WHAT IS ASKED:
In the data below, find each line containing the string "JSON" and return it.

Figure record listings
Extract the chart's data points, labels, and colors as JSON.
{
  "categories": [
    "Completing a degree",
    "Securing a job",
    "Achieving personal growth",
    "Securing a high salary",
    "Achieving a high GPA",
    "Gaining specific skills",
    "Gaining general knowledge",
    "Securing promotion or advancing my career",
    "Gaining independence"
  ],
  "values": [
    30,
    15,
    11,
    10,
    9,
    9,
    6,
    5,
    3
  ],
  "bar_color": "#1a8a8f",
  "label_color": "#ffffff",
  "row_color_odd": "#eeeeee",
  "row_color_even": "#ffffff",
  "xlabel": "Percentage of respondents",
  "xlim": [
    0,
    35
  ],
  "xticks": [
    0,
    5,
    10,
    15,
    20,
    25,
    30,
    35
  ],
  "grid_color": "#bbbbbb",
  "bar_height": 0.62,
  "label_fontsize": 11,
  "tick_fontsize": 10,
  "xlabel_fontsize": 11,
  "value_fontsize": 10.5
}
* * *
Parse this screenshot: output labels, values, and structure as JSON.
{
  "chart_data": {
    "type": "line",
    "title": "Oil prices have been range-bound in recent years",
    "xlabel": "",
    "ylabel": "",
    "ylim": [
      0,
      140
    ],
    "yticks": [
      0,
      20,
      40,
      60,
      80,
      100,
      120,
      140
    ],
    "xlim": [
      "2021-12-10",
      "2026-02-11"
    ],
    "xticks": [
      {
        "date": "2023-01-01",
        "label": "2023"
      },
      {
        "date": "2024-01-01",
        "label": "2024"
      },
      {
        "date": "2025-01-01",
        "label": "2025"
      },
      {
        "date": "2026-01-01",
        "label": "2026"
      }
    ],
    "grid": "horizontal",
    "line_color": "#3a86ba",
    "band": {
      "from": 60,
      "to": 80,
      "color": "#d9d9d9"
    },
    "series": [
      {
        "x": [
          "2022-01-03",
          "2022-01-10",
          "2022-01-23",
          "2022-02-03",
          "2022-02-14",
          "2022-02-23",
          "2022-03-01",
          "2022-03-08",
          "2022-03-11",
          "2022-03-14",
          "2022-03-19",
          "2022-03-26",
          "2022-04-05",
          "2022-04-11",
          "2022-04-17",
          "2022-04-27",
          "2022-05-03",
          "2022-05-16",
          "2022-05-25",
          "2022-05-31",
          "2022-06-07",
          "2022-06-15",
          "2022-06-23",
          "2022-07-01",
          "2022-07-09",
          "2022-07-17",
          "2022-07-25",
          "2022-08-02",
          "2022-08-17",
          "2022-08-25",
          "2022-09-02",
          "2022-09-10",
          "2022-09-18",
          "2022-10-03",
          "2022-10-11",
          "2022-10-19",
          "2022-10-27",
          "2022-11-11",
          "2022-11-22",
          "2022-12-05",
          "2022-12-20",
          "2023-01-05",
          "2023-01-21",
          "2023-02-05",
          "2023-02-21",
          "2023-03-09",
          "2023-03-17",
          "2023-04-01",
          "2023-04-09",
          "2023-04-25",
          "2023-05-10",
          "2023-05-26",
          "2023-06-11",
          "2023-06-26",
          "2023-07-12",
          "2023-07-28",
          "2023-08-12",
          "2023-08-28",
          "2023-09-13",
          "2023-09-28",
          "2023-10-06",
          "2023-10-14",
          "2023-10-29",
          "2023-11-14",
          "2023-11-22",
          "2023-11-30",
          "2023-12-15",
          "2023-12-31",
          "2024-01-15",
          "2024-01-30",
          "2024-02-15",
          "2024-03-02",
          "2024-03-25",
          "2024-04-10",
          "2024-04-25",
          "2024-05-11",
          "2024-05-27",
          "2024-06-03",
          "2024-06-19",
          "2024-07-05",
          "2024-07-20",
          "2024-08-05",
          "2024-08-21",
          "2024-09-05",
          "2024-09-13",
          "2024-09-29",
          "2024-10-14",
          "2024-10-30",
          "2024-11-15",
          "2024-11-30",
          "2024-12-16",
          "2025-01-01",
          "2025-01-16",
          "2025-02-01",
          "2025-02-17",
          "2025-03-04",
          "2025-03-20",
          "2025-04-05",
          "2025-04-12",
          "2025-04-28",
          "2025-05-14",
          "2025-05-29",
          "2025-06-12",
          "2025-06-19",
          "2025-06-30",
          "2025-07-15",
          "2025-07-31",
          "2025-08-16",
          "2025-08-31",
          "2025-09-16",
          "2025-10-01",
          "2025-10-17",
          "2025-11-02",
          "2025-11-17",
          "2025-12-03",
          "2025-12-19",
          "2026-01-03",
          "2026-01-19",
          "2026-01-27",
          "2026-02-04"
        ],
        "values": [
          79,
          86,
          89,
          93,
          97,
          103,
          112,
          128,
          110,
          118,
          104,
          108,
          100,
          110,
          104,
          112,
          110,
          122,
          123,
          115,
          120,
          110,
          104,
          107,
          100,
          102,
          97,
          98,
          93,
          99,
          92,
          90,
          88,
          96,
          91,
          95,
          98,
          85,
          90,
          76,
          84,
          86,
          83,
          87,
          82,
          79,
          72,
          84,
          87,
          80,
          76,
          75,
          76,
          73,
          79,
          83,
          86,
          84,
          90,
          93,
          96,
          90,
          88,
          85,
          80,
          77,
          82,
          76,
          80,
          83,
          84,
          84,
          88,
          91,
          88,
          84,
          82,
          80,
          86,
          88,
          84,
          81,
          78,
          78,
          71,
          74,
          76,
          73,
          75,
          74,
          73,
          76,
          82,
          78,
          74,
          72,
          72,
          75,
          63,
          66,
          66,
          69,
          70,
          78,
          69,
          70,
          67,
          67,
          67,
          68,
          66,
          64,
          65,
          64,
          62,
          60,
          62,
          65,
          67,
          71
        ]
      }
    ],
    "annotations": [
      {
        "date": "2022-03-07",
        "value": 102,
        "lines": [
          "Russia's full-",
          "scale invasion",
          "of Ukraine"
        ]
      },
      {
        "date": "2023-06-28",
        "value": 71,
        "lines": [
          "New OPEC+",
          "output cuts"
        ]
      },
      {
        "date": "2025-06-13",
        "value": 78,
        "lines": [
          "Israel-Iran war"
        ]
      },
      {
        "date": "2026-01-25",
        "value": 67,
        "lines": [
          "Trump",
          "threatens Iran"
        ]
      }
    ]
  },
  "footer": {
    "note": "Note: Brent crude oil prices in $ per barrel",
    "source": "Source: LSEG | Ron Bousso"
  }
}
==
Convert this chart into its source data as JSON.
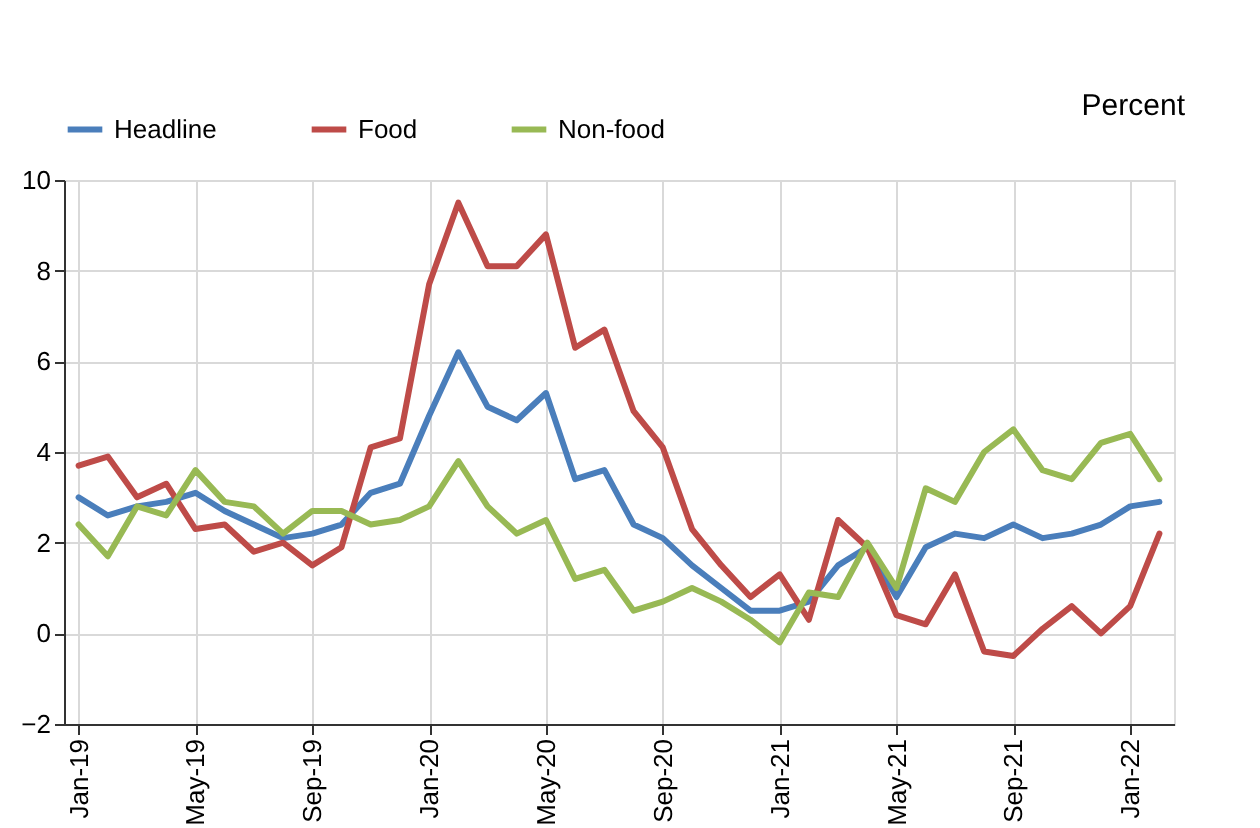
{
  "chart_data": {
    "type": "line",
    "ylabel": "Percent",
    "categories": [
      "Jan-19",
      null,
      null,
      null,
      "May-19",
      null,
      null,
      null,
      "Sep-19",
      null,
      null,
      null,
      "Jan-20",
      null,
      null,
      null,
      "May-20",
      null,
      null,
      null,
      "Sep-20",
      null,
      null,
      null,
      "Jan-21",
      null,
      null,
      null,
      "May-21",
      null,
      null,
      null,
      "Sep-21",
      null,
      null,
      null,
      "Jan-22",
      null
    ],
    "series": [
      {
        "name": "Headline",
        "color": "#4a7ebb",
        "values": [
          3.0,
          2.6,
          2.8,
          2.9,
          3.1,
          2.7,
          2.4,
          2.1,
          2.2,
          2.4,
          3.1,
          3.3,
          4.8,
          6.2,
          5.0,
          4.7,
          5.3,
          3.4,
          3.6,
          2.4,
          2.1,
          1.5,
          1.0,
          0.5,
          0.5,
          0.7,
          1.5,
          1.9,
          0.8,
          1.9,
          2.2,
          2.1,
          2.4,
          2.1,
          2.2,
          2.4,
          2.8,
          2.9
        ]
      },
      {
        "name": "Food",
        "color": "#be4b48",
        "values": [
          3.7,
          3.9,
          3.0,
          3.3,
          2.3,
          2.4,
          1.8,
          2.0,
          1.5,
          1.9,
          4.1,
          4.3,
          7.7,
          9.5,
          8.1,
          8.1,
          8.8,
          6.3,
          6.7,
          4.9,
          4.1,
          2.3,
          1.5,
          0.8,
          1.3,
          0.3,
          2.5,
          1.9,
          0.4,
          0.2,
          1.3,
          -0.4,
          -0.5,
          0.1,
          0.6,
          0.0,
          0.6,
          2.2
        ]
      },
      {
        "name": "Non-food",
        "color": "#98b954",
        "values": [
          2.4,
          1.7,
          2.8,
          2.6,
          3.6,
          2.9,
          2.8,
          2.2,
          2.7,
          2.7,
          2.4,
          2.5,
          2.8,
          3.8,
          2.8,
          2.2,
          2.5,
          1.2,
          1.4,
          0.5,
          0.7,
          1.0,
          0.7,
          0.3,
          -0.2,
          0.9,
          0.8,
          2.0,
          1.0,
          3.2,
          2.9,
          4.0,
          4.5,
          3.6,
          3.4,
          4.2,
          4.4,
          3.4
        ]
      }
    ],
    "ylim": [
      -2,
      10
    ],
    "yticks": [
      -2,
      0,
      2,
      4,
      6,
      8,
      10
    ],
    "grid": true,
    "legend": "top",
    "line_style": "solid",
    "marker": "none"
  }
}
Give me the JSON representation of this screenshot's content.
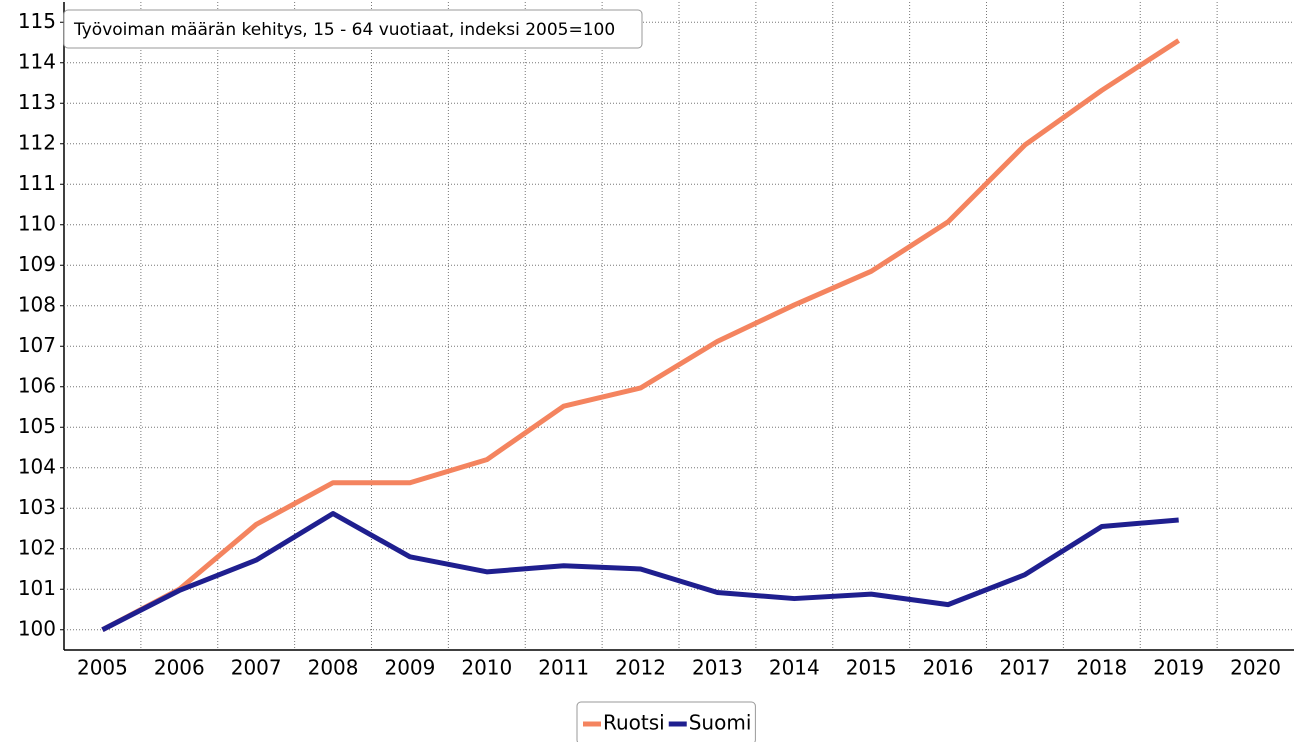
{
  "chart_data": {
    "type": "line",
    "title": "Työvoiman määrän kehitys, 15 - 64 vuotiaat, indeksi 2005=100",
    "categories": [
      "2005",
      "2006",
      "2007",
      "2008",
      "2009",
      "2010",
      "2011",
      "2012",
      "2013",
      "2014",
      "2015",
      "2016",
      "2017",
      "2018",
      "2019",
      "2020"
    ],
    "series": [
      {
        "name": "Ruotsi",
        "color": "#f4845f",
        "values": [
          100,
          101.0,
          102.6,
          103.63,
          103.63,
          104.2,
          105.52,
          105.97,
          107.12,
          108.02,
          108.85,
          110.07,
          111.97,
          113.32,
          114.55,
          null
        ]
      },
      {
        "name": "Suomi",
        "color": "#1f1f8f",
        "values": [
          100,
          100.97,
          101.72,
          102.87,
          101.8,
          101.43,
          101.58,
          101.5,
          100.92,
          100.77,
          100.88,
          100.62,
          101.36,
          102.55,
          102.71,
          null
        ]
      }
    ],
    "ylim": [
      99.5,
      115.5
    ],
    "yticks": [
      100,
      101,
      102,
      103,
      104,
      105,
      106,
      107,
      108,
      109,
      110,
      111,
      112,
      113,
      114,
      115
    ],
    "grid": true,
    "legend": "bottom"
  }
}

CORRECT OUTPUT:
Extract the chart's data points, labels, and colors as JSON.
Parse this screenshot: output labels, values, and structure as JSON.
Convert this chart into its source data as JSON.
Give me the JSON representation of this screenshot's content.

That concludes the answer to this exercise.